GIVEN TASK
Filter the listing and keep only the lines with the word "arrow".

Records that describe figures
+---+

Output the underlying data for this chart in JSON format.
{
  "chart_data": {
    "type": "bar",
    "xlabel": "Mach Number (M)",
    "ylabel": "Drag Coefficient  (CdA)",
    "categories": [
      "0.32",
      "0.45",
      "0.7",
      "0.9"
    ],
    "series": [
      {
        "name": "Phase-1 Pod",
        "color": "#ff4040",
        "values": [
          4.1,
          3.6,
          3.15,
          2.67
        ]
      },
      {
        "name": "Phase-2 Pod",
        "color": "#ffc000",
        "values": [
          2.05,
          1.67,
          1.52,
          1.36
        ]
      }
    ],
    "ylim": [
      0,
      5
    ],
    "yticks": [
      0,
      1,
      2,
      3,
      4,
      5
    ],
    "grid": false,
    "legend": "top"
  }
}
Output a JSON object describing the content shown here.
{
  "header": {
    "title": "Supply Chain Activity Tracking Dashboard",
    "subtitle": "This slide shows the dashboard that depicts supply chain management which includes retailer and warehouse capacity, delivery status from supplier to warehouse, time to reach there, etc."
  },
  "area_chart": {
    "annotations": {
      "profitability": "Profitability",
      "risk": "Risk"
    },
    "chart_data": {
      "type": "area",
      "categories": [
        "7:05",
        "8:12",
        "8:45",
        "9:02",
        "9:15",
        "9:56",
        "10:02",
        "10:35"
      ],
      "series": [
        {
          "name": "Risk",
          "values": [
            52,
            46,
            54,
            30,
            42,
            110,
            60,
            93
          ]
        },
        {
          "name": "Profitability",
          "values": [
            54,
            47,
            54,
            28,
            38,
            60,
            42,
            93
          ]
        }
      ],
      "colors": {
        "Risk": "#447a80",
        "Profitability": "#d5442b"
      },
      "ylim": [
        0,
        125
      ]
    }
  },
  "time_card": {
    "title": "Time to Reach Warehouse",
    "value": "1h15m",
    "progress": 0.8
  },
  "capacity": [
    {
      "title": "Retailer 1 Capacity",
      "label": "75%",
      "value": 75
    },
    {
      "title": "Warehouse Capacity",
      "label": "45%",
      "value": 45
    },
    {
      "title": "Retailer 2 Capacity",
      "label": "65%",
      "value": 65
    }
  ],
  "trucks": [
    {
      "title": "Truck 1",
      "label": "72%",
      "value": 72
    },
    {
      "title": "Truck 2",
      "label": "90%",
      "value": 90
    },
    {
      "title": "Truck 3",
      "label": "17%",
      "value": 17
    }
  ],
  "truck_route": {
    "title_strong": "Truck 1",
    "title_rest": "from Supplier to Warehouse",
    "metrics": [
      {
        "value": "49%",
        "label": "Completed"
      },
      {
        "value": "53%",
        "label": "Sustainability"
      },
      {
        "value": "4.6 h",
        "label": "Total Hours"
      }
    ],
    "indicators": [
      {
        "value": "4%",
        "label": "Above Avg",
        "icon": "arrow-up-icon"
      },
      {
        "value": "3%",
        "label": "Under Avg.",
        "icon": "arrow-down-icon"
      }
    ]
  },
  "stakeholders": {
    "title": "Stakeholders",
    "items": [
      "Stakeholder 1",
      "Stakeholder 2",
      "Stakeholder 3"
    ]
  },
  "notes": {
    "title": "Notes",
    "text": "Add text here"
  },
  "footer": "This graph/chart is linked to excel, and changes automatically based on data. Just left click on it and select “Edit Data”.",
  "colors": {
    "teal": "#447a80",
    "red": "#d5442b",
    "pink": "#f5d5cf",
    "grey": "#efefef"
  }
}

+---+

RESULT FOR THIS TASK
        "icon": "arrow-up-icon"
        "icon": "arrow-down-icon"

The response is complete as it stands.